The problem → Among the entries below, count the lines where the string "icon" occurs, and give only the number.

Dataset excerpts →
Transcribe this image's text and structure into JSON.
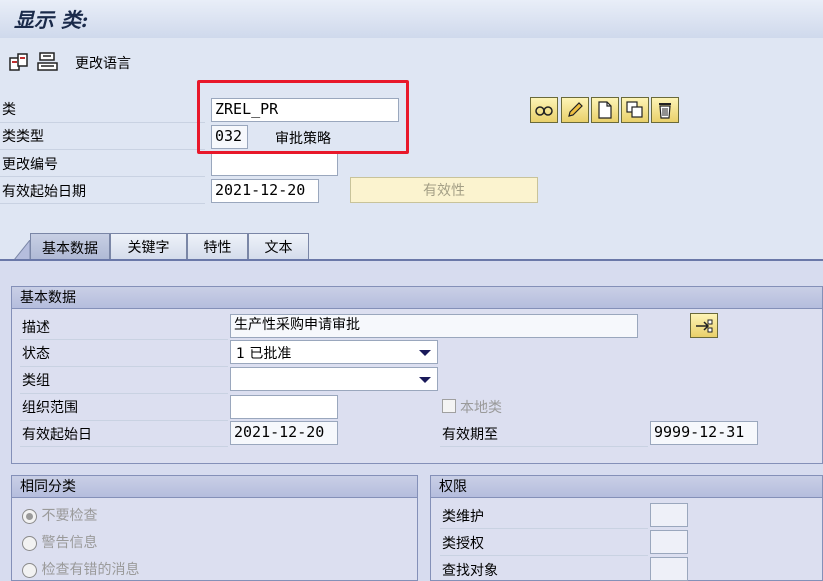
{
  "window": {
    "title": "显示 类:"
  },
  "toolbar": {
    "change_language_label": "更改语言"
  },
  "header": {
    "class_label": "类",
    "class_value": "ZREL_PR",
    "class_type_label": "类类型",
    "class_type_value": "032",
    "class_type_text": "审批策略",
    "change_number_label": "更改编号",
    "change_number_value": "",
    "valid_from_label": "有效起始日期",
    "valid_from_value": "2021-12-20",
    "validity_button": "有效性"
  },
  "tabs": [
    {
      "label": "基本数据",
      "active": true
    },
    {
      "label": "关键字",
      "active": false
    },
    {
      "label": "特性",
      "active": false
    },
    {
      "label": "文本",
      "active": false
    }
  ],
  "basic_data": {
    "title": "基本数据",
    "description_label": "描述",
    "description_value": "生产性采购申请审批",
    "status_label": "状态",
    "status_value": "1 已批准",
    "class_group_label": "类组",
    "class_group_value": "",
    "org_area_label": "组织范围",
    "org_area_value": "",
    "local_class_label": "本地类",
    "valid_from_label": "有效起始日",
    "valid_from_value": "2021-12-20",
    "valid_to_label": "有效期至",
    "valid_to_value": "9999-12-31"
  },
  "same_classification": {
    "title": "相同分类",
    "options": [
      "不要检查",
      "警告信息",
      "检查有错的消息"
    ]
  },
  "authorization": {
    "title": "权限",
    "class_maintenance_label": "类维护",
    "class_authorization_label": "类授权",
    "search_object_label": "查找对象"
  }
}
--
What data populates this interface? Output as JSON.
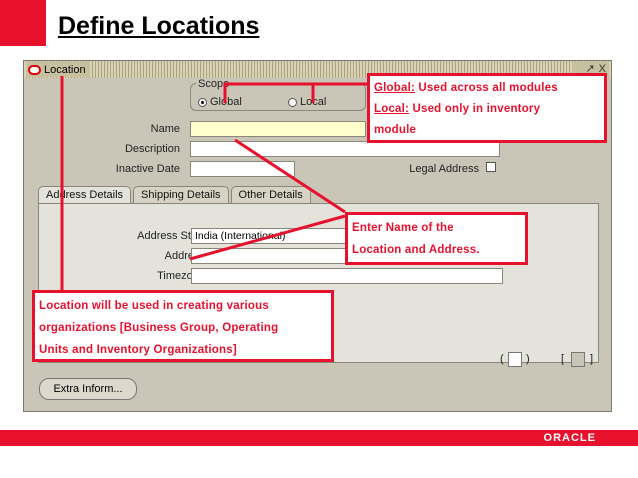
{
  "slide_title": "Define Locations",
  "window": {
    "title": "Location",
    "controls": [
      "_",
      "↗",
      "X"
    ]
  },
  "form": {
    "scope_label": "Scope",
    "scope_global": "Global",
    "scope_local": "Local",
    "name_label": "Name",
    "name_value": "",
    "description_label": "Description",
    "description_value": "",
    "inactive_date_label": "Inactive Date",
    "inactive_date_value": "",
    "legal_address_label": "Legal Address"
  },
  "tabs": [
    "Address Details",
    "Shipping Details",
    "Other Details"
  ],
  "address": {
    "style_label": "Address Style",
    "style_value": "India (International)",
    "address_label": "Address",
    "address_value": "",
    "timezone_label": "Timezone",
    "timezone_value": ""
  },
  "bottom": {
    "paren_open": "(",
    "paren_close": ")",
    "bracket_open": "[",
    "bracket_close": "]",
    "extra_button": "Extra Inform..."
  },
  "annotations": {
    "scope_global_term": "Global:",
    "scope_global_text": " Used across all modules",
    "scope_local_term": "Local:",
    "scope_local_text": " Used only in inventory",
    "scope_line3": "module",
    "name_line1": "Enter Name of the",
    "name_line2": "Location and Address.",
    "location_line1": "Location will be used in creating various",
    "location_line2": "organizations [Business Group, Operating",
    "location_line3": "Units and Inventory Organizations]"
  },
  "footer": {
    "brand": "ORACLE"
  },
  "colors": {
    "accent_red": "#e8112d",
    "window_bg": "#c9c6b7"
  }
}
---
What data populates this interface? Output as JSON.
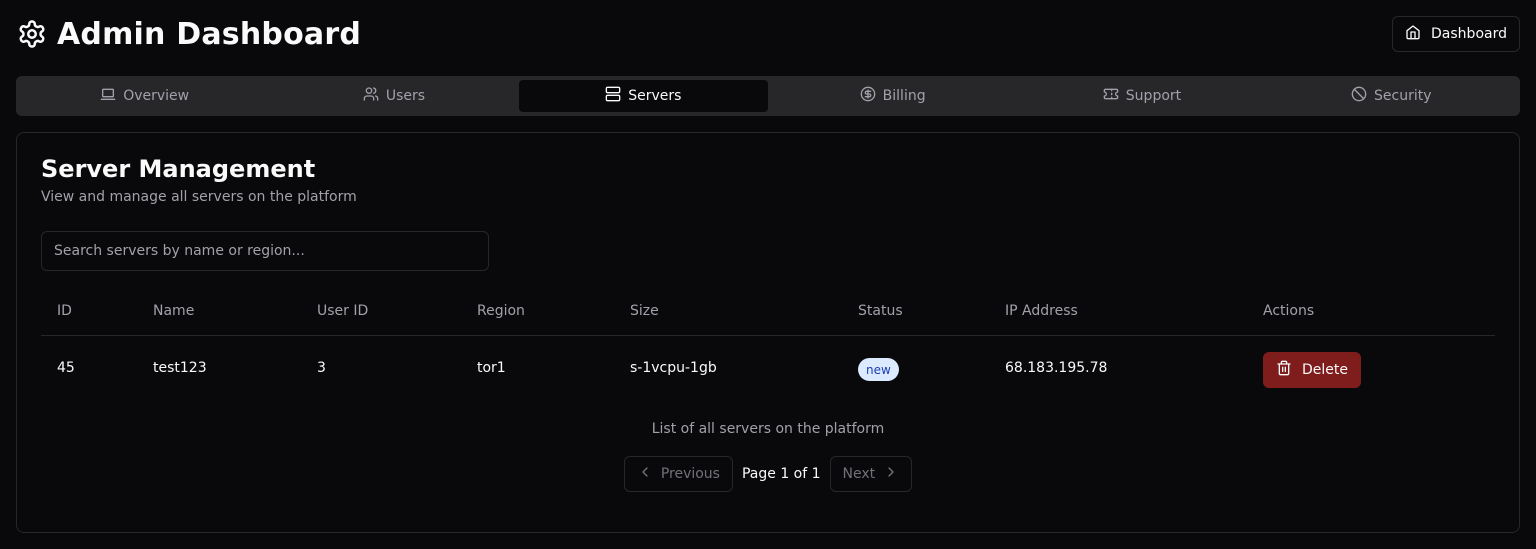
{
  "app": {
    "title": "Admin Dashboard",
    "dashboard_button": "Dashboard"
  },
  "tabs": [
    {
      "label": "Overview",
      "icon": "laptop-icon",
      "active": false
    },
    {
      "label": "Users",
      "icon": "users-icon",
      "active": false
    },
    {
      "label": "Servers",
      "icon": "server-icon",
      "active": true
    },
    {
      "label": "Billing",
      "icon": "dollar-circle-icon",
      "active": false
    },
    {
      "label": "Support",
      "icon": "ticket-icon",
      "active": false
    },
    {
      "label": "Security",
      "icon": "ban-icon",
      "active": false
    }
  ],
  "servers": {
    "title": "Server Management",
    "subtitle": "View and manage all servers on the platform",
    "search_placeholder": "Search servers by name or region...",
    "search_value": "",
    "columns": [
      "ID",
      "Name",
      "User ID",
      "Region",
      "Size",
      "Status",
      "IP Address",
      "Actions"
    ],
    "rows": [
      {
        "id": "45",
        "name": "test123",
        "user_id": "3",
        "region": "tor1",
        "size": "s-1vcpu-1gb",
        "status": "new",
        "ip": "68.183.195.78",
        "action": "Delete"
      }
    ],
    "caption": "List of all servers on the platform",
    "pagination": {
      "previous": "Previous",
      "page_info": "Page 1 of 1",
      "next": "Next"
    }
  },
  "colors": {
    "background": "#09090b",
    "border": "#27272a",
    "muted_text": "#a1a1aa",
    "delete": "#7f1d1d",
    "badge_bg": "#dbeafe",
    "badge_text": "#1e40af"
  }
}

Correct result → 6